Carry none of the pictures over; set down the material below exactly.

#### Data lines ####

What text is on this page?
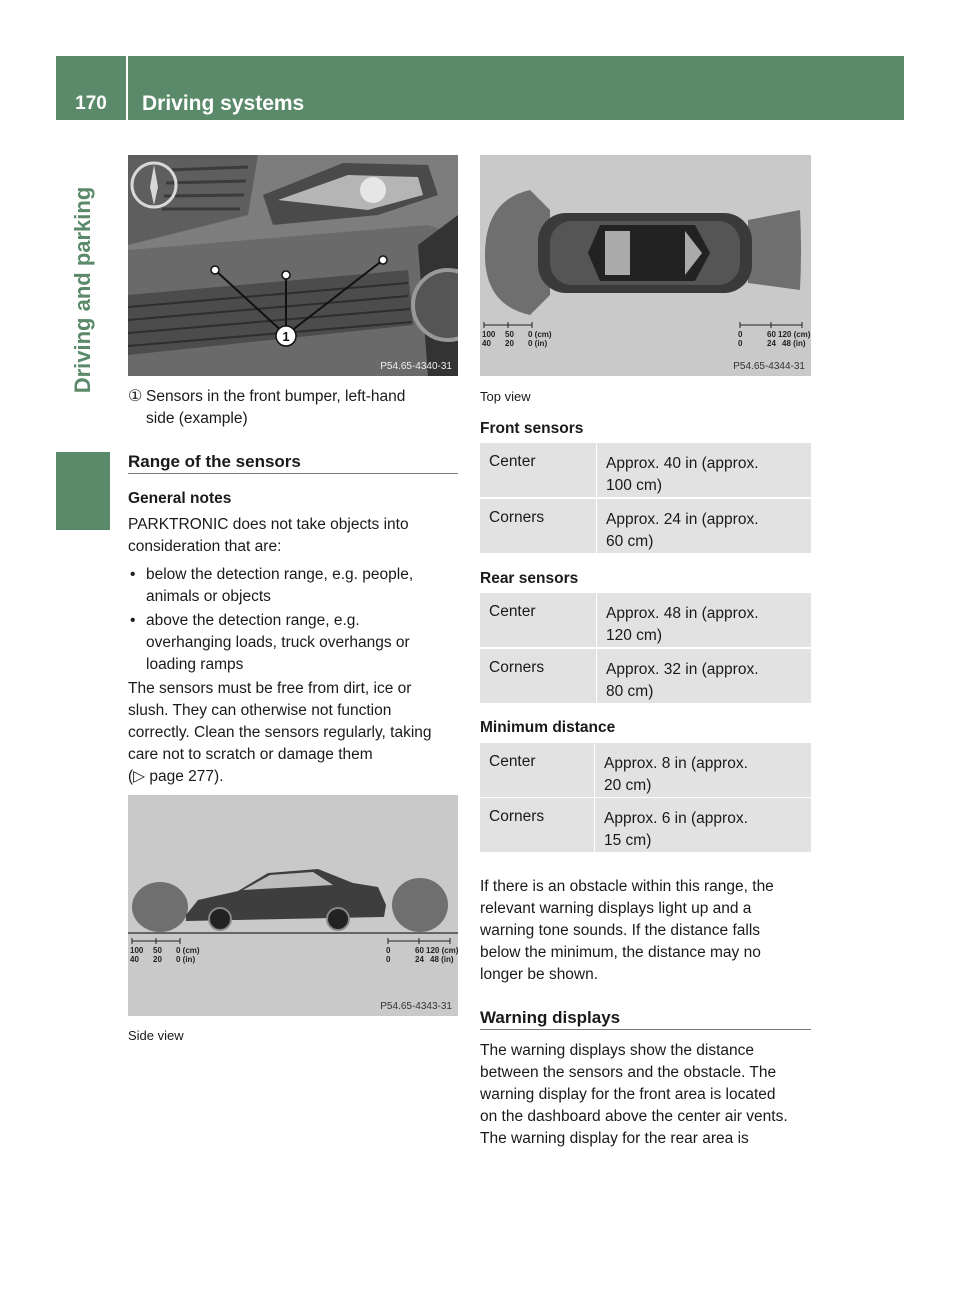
170	Driving systems
Driving and parking	1
P54.65-4340-31
① Sensors in the front bumper, left-hand
side (example)
Range of the sensors
General notes
PARKTRONIC does not take objects into
consideration that are:
• below the detection range, e.g. people,
animals or objects
• above the detection range, e.g.
overhanging loads, truck overhangs or
loading ramps
The sensors must be free from dirt, ice or
slush. They can otherwise not function
correctly. Clean the sensors regularly, taking
care not to scratch or damage them
(▷ page 277).
100 50 0 (cm)
40 20 0 (in)
0	60 120 (cm)
0	24 48 (in)
P54.65-4343-31
Side view
100 50 0 (cm)
40 20 0 (in)
0	60 120 (cm)
0	24 48 (in)
P54.65-4344-31
Top view
Front sensors
Center	Approx. 40 in (approx.
100 cm)
Corners	Approx. 24 in (approx.
60 cm)
Rear sensors
Center	Approx. 48 in (approx.
120 cm)
Corners	Approx. 32 in (approx.
80 cm)
Minimum distance
Center	Approx. 8 in (approx.
20 cm)
Corners	Approx. 6 in (approx.
15 cm)
If there is an obstacle within this range, the
relevant warning displays light up and a
warning tone sounds. If the distance falls
below the minimum, the distance may no
longer be shown.
Warning displays
The warning displays show the distance
between the sensors and the obstacle. The
warning display for the front area is located
on the dashboard above the center air vents.
The warning display for the rear area is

####

◆ **Problem solution**
What text is on this page?
170	Driving systems
Driving and parking	1
P54.65-4340-31
① Sensors in the front bumper, left-hand
side (example)
Range of the sensors
General notes
PARKTRONIC does not take objects into
consideration that are:
• below the detection range, e.g. people,
animals or objects
• above the detection range, e.g.
overhanging loads, truck overhangs or
loading ramps
The sensors must be free from dirt, ice or
slush. They can otherwise not function
correctly. Clean the sensors regularly, taking
care not to scratch or damage them
(▷ page 277).
100 50 0 (cm)
40 20 0 (in)
0	60 120 (cm)
0	24 48 (in)
P54.65-4343-31
Side view
100 50 0 (cm)
40 20 0 (in)
0	60 120 (cm)
0	24 48 (in)
P54.65-4344-31
Top view
Front sensors
Center	Approx. 40 in (approx.
100 cm)
Corners	Approx. 24 in (approx.
60 cm)
Rear sensors
Center	Approx. 48 in (approx.
120 cm)
Corners	Approx. 32 in (approx.
80 cm)
Minimum distance
Center	Approx. 8 in (approx.
20 cm)
Corners	Approx. 6 in (approx.
15 cm)
If there is an obstacle within this range, the
relevant warning displays light up and a
warning tone sounds. If the distance falls
below the minimum, the distance may no
longer be shown.
Warning displays
The warning displays show the distance
between the sensors and the obstacle. The
warning display for the front area is located
on the dashboard above the center air vents.
The warning display for the rear area is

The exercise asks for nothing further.